AIM:
Go through the entries below and retype them exactly, omitting each picture.
═══ TASK MATERIAL
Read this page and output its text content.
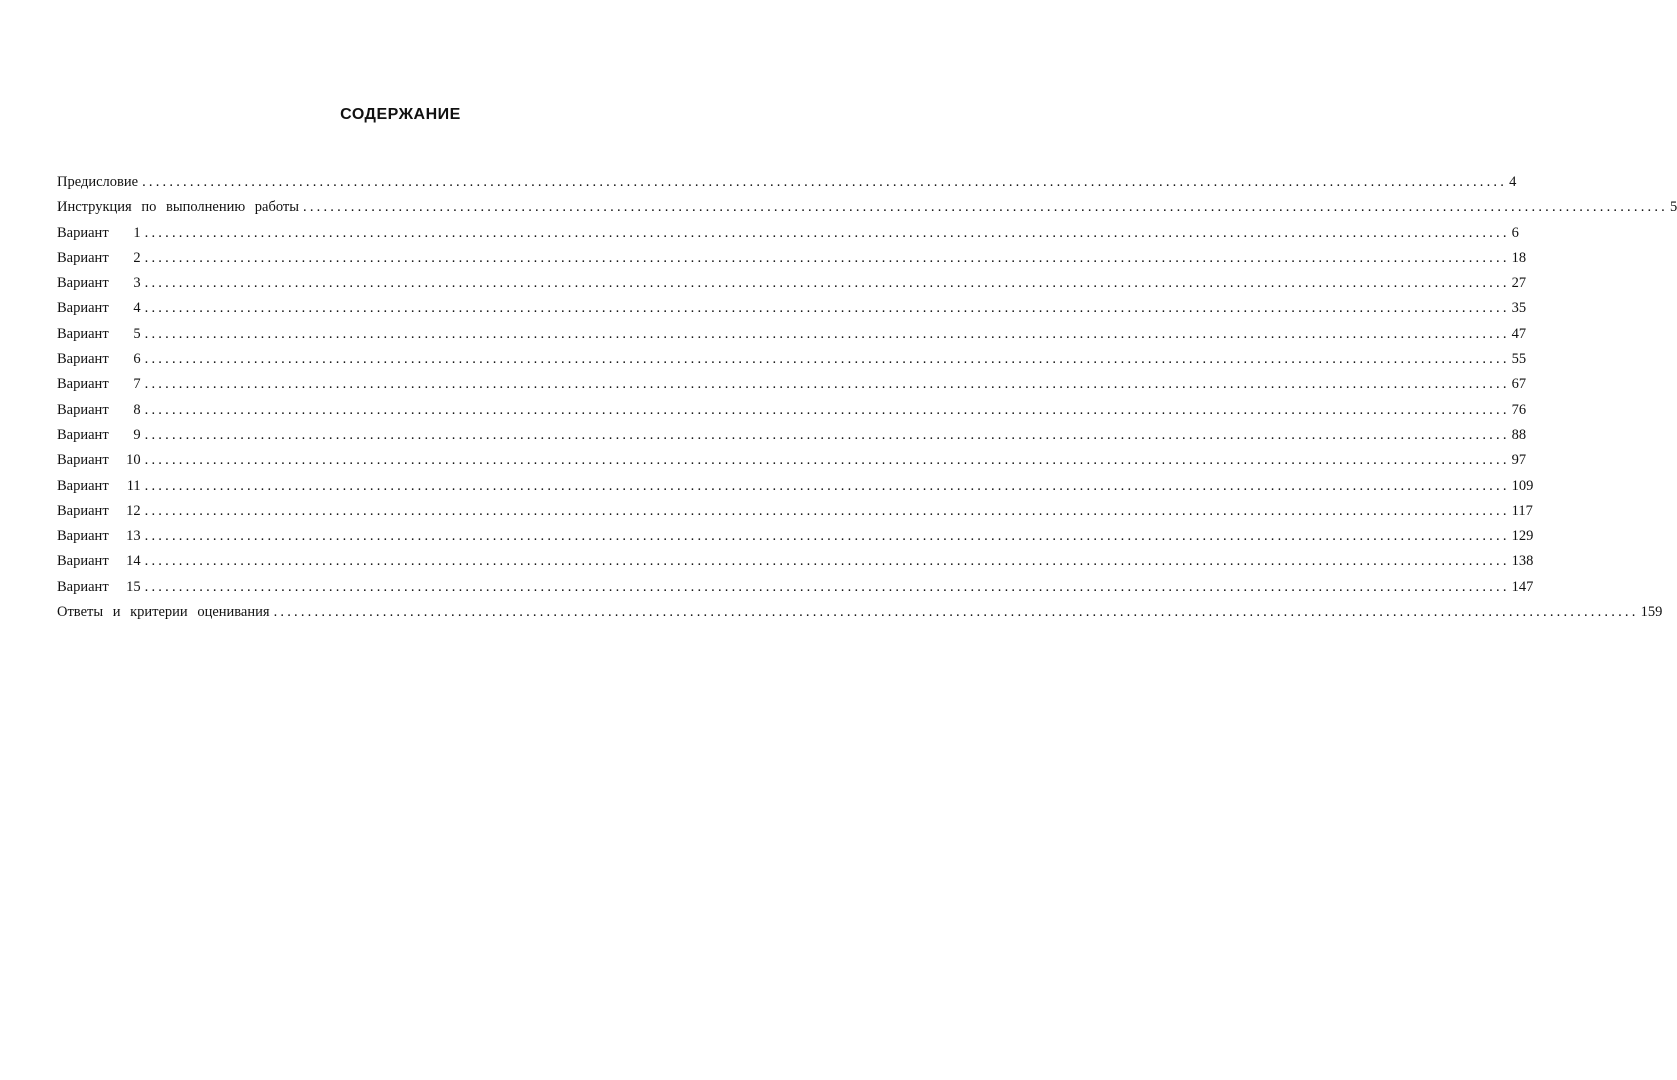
СОДЕРЖАНИЕ
Предисловие ........................................................................................................................................................................................................ 4
Инструкция по выполнению работы ........................................................................................................................................................................................................ 5
Вариант 1 ........................................................................................................................................................................................................ 6
Вариант 2 ........................................................................................................................................................................................................ 18
Вариант 3 ........................................................................................................................................................................................................ 27
Вариант 4 ........................................................................................................................................................................................................ 35
Вариант 5 ........................................................................................................................................................................................................ 47
Вариант 6 ........................................................................................................................................................................................................ 55
Вариант 7 ........................................................................................................................................................................................................ 67
Вариант 8 ........................................................................................................................................................................................................ 76
Вариант 9 ........................................................................................................................................................................................................ 88
Вариант 10 ........................................................................................................................................................................................................ 97
Вариант 11 ........................................................................................................................................................................................................ 109
Вариант 12 ........................................................................................................................................................................................................ 117
Вариант 13 ........................................................................................................................................................................................................ 129
Вариант 14 ........................................................................................................................................................................................................ 138
Вариант 15 ........................................................................................................................................................................................................ 147
Ответы и критерии оценивания ........................................................................................................................................................................................................ 159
══════
EXERCISE OUTPUT:
Read this page and output its text content.
СОДЕРЖАНИЕ
Предисловие ........................................................................................................................................................................................................ 4
Инструкция по выполнению работы ........................................................................................................................................................................................................ 5
Вариант 1 ........................................................................................................................................................................................................ 6
Вариант 2 ........................................................................................................................................................................................................ 18
Вариант 3 ........................................................................................................................................................................................................ 27
Вариант 4 ........................................................................................................................................................................................................ 35
Вариант 5 ........................................................................................................................................................................................................ 47
Вариант 6 ........................................................................................................................................................................................................ 55
Вариант 7 ........................................................................................................................................................................................................ 67
Вариант 8 ........................................................................................................................................................................................................ 76
Вариант 9 ........................................................................................................................................................................................................ 88
Вариант 10 ........................................................................................................................................................................................................ 97
Вариант 11 ........................................................................................................................................................................................................ 109
Вариант 12 ........................................................................................................................................................................................................ 117
Вариант 13 ........................................................................................................................................................................................................ 129
Вариант 14 ........................................................................................................................................................................................................ 138
Вариант 15 ........................................................................................................................................................................................................ 147
Ответы и критерии оценивания ........................................................................................................................................................................................................ 159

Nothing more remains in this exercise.